→ **Instructions for the task**: Work through the lines below and count those holding "pathway"; reply with the number only.

→ **Dataset records**:
..............................

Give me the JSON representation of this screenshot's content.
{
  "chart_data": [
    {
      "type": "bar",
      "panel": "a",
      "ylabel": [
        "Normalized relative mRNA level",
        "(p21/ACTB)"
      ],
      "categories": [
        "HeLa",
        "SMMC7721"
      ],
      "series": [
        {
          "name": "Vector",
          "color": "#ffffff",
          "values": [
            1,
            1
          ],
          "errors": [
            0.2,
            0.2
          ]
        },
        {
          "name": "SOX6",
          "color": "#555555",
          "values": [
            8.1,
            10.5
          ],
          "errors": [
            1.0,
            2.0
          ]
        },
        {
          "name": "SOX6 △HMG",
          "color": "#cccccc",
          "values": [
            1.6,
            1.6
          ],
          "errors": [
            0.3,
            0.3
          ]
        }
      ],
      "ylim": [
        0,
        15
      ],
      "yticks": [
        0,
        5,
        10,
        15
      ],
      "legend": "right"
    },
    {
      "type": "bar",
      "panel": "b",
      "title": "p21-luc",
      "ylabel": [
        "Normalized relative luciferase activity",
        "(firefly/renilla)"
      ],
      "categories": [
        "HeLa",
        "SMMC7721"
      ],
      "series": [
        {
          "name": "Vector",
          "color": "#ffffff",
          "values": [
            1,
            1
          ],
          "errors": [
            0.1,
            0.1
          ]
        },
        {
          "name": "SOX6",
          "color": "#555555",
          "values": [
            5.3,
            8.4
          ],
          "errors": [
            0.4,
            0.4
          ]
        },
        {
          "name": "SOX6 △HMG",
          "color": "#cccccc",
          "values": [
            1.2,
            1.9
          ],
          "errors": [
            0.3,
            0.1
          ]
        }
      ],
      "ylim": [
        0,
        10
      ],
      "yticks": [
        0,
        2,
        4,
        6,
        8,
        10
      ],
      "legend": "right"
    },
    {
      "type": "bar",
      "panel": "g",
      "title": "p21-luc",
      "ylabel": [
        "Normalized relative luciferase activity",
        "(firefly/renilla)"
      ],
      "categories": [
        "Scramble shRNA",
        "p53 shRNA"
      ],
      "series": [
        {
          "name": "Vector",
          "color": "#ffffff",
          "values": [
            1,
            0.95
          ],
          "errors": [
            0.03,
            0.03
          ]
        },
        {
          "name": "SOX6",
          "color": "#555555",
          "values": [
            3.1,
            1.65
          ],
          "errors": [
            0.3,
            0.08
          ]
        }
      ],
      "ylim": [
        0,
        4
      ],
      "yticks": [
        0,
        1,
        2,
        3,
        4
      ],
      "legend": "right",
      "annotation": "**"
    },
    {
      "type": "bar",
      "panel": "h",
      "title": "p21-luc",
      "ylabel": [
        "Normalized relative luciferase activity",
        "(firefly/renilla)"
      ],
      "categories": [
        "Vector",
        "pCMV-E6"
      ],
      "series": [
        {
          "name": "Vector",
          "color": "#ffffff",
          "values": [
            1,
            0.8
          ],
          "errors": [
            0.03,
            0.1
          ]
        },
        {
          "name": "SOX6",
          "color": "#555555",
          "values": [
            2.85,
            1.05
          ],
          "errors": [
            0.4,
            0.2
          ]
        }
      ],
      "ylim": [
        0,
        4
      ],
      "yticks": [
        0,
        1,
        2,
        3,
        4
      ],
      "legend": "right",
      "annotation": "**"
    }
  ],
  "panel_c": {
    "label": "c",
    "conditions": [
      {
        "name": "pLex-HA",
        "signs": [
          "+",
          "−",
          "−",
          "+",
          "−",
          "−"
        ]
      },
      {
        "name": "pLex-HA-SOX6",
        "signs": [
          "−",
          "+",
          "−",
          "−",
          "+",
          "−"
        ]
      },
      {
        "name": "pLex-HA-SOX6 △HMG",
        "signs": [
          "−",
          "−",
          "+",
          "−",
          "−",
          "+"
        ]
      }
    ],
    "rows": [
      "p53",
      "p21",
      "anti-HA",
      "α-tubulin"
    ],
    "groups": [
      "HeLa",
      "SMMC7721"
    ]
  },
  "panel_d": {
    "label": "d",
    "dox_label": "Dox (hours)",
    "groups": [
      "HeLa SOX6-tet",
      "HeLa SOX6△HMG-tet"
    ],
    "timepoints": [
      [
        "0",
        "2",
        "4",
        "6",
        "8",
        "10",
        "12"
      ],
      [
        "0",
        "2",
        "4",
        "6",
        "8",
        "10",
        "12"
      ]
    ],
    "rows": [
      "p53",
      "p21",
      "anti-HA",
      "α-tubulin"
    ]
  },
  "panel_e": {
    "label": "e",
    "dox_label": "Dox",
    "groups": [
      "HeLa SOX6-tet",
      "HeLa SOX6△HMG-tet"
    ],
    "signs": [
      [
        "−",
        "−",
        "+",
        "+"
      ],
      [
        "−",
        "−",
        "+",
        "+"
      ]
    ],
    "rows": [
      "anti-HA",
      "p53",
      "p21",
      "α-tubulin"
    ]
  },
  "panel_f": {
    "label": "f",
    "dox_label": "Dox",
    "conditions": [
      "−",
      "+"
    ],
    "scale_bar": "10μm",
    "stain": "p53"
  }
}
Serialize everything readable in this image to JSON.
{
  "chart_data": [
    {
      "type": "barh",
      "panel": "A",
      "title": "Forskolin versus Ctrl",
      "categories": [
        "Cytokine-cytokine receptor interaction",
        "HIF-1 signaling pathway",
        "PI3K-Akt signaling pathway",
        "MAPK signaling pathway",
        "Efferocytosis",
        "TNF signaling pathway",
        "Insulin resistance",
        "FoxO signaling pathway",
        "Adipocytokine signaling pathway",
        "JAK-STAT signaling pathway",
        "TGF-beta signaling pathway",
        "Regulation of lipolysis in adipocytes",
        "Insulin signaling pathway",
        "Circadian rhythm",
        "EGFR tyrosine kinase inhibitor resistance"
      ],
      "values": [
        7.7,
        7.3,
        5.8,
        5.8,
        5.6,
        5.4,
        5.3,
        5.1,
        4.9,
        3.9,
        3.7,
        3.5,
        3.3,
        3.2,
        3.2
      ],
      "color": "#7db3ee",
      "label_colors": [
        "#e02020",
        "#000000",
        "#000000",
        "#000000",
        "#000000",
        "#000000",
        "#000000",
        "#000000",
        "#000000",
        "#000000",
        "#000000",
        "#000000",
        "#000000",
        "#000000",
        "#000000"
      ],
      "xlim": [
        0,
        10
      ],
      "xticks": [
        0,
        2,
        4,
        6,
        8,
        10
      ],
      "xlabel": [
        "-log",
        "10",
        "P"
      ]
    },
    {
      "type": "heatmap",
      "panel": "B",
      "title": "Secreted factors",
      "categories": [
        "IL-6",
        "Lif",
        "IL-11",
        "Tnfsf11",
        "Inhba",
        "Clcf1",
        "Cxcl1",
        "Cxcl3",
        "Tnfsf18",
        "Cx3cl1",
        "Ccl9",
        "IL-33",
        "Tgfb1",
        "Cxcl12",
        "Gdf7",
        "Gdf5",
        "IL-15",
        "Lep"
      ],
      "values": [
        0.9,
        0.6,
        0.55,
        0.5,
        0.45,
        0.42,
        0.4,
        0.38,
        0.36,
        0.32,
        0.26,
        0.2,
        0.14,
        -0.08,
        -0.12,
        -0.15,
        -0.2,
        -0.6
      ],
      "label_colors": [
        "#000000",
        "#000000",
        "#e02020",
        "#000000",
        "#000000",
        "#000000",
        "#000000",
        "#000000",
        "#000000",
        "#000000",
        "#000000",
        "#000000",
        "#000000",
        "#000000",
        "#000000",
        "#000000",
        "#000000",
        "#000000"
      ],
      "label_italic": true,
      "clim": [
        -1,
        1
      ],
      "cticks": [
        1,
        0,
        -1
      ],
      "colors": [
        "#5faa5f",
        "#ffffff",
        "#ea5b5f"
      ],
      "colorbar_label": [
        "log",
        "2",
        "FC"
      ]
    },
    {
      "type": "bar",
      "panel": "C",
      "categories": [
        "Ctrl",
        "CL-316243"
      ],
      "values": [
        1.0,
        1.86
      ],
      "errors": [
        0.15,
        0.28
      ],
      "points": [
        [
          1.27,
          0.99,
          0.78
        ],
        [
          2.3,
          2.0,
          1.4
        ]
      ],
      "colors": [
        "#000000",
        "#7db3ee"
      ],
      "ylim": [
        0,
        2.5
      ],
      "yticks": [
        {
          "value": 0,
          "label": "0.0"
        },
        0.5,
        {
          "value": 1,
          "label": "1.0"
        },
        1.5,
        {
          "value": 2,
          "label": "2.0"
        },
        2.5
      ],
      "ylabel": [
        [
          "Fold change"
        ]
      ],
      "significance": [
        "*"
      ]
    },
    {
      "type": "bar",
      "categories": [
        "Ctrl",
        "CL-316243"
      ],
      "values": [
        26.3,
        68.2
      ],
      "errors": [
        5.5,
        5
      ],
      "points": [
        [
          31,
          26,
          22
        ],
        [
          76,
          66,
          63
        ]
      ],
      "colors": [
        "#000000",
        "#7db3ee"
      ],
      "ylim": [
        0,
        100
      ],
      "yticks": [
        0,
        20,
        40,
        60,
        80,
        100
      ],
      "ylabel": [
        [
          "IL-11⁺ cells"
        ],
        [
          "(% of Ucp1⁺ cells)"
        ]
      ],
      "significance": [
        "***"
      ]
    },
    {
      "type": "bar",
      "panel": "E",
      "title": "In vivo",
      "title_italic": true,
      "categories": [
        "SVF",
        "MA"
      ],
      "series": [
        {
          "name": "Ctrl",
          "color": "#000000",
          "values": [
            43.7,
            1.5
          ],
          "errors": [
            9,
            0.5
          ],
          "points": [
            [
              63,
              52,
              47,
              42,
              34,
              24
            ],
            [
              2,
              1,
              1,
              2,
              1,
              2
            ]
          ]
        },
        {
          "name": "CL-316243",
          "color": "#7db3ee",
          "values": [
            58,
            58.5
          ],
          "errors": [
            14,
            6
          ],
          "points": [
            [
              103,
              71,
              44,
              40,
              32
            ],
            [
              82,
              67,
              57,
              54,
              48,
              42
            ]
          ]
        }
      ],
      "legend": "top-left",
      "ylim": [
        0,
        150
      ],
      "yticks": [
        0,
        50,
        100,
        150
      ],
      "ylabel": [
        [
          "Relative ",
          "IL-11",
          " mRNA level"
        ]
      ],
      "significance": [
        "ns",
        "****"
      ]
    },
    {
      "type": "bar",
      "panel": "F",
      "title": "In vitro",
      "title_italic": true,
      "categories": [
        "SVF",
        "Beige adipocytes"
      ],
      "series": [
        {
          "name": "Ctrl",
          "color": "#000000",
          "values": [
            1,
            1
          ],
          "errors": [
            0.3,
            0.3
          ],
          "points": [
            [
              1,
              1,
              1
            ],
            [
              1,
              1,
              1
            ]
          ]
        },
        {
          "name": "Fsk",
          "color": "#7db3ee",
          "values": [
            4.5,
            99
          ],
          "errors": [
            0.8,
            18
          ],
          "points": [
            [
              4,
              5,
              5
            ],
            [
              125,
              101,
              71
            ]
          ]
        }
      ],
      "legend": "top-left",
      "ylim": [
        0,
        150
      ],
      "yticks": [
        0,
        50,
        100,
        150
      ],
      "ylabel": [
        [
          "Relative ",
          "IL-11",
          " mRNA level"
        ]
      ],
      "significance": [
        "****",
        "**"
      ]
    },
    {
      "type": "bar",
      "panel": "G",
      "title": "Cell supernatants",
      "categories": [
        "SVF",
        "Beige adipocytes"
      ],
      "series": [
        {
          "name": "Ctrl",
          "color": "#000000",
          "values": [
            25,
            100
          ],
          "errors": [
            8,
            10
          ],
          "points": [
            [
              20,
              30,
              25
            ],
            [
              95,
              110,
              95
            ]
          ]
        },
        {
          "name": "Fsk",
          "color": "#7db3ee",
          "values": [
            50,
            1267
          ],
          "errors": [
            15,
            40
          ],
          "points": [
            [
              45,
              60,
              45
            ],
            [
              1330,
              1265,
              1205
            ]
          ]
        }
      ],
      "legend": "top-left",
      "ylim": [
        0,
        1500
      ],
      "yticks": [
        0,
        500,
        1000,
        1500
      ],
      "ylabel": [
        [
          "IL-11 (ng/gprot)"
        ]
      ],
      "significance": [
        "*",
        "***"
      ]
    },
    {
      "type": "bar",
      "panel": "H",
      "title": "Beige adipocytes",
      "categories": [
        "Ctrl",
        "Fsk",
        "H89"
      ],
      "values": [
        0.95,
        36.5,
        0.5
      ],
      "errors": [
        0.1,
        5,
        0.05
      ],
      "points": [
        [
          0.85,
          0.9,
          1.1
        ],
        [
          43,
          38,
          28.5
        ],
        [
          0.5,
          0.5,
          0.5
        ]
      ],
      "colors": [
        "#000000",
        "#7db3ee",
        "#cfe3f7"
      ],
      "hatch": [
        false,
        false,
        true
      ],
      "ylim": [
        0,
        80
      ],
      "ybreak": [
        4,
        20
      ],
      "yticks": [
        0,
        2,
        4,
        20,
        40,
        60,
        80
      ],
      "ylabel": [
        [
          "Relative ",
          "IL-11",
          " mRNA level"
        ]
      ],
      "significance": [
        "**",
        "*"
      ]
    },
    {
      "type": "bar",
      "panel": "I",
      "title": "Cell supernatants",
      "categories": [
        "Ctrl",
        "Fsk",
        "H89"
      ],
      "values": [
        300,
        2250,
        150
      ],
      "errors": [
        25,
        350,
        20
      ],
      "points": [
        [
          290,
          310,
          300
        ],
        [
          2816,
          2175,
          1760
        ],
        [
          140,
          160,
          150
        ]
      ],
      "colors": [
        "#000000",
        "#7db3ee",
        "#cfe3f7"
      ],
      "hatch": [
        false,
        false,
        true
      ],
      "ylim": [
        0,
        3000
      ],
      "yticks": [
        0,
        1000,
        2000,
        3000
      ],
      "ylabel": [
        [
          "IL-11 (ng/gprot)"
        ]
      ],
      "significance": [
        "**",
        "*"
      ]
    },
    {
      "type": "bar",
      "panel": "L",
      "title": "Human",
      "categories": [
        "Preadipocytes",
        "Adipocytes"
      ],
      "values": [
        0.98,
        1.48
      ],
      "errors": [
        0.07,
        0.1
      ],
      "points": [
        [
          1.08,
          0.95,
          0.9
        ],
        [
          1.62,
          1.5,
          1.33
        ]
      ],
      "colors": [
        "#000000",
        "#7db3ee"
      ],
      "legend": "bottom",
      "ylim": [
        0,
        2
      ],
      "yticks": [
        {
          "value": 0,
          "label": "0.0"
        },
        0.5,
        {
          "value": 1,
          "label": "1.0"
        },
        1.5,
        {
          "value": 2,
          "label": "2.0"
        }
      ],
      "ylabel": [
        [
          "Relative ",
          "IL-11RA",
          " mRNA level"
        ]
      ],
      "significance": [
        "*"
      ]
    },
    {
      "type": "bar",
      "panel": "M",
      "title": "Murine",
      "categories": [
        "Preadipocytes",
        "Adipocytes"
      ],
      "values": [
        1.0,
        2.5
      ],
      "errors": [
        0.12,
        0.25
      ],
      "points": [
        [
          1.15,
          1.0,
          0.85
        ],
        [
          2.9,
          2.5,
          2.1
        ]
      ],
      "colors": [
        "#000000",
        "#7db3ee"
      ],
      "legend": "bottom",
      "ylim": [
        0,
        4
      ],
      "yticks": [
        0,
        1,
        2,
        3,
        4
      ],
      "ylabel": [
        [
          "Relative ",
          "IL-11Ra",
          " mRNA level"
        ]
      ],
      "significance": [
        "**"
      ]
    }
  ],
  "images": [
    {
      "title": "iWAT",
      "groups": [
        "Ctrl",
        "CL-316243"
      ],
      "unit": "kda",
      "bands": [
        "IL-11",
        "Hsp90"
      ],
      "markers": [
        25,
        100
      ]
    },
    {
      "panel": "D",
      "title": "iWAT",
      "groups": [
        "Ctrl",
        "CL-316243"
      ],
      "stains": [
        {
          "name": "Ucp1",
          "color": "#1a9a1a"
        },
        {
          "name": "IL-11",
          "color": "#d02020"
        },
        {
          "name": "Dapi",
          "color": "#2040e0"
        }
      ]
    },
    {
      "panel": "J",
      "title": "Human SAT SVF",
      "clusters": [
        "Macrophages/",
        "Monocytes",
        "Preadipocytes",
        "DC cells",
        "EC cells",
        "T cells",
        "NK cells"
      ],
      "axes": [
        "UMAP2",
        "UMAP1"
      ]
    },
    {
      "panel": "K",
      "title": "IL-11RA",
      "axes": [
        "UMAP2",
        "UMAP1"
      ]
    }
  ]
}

..............................

→ **Task result**: 9